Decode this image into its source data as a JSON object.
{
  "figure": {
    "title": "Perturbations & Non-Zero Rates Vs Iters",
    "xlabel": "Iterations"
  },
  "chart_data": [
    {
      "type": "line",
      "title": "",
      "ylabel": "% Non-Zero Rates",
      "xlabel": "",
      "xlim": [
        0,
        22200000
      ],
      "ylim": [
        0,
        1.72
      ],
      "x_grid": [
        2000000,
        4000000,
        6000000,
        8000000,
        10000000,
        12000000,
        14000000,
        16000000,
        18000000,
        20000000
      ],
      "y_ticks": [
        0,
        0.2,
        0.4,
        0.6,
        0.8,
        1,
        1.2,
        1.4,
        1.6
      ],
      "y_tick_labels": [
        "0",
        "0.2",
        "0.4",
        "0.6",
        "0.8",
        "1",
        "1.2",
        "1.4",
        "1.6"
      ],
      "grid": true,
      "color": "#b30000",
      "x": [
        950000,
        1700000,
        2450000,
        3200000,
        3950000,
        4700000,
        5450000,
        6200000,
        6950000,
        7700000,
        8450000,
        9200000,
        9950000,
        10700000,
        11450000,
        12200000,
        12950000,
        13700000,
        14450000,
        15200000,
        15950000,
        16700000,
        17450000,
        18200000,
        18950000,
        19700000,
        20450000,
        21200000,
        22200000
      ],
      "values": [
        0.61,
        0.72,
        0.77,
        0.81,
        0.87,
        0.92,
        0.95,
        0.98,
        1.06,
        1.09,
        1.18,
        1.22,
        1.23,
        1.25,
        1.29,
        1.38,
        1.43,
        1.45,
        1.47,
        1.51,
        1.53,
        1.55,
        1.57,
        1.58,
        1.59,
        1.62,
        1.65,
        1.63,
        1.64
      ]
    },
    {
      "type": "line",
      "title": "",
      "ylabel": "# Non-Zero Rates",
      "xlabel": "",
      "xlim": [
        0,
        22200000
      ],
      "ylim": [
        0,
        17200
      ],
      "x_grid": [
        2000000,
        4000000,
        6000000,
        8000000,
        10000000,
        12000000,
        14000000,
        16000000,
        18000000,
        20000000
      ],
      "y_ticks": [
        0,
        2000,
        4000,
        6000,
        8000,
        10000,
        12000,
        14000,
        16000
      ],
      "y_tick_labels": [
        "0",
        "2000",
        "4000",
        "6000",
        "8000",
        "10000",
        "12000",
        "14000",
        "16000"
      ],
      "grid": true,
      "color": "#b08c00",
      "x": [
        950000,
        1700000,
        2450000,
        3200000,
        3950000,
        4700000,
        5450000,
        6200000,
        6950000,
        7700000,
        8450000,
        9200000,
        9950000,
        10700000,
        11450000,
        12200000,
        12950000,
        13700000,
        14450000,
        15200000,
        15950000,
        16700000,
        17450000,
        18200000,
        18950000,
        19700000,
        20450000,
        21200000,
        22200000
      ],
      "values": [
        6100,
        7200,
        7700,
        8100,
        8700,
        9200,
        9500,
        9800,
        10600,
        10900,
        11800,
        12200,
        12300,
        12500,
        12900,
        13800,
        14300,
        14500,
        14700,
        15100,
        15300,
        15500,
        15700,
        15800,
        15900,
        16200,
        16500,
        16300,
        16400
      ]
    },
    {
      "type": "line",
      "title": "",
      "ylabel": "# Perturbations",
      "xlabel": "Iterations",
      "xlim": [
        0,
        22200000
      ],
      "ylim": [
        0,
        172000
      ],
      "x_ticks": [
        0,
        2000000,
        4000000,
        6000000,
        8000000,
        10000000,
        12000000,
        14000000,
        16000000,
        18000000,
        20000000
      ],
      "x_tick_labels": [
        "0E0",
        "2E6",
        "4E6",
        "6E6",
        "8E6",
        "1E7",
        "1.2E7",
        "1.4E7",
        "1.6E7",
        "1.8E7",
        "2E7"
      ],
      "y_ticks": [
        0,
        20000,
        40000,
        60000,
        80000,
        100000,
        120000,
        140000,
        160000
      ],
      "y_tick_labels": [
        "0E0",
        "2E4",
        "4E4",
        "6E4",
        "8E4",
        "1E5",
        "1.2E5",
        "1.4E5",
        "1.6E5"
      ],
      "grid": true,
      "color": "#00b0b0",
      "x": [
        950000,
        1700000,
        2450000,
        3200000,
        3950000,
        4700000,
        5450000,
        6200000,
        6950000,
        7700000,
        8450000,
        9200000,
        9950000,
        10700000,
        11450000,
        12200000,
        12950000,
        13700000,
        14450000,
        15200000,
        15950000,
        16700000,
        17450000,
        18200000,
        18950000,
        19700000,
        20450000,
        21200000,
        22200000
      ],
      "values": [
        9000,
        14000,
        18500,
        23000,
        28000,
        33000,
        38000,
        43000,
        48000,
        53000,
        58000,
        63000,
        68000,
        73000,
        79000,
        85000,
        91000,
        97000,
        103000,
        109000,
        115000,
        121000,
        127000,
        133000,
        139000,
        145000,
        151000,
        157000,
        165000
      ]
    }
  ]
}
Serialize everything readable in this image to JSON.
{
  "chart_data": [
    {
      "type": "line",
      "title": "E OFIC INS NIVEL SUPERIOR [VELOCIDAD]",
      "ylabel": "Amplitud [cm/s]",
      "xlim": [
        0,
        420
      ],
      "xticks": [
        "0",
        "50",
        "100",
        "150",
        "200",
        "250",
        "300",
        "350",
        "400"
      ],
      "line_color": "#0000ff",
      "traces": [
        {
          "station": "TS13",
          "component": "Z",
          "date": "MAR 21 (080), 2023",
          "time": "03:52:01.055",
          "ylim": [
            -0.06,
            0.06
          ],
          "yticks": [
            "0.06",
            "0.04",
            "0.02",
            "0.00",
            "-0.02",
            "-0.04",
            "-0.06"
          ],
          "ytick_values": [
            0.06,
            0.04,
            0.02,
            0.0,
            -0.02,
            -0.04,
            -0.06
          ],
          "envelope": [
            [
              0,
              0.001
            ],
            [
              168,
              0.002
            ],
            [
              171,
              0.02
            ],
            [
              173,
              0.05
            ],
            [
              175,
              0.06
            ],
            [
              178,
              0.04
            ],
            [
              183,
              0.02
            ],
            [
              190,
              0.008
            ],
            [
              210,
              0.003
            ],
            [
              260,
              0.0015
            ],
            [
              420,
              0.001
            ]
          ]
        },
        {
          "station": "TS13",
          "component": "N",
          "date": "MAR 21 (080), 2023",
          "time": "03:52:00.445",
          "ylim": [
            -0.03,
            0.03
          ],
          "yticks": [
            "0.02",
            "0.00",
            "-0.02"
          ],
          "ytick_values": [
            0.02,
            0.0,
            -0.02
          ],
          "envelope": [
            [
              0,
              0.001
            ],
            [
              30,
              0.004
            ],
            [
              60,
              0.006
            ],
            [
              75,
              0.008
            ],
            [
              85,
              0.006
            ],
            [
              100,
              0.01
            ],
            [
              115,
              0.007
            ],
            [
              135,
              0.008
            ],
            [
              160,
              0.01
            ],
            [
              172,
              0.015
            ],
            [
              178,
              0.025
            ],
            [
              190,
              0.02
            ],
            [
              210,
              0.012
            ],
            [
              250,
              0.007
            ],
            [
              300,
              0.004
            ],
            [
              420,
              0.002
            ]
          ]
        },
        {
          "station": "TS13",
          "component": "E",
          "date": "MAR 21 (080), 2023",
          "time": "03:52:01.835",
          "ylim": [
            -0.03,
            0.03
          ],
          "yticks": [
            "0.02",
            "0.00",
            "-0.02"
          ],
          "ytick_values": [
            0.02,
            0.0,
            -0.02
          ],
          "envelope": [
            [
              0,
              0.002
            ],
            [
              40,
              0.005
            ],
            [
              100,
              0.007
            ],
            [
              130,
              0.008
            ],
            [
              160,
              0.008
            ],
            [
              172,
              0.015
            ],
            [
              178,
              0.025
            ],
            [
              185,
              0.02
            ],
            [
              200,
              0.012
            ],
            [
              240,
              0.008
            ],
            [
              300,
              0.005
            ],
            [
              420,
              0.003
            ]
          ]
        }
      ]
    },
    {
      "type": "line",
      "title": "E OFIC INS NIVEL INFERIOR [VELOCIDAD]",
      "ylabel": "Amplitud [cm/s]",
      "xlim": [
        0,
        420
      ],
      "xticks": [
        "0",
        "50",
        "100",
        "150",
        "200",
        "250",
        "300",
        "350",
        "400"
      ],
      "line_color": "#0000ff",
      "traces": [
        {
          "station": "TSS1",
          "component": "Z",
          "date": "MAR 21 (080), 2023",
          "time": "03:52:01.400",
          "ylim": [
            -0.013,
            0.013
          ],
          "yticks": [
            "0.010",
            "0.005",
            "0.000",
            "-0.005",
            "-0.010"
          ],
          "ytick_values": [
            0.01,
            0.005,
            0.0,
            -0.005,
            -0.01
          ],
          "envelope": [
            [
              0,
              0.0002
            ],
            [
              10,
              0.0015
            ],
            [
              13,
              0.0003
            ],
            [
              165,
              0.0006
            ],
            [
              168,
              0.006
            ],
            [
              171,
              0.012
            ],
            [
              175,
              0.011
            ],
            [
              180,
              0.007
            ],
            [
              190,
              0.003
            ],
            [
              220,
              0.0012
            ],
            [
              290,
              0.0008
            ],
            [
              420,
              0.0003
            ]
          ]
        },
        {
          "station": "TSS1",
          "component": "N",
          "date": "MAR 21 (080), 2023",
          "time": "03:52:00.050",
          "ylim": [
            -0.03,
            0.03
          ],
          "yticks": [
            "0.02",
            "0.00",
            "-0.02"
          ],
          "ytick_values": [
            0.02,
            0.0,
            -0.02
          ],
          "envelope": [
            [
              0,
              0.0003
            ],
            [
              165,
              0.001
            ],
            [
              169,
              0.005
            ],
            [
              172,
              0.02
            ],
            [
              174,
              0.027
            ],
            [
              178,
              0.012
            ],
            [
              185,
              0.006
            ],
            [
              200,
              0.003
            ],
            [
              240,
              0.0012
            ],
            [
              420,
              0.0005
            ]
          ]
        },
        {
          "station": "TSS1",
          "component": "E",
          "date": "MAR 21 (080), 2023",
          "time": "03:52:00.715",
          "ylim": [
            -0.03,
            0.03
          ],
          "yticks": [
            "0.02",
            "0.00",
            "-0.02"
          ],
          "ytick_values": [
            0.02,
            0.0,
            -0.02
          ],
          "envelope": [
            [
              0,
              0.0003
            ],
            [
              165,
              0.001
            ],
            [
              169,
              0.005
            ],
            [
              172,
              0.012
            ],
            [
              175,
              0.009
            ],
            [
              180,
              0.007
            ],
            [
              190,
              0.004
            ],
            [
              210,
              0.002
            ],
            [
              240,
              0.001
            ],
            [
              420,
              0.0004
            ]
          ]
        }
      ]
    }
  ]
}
_ _ _ _ _
▸ **THE EXERCISE**
Among the records above, find each line holding the string "time" and pull it out.

▸ **RESULT BELOW**
          "time": "03:52:01.055",
          "time": "03:52:00.445",
          "time": "03:52:01.835",
          "time": "03:52:01.400",
          "time": "03:52:00.050",
          "time": "03:52:00.715",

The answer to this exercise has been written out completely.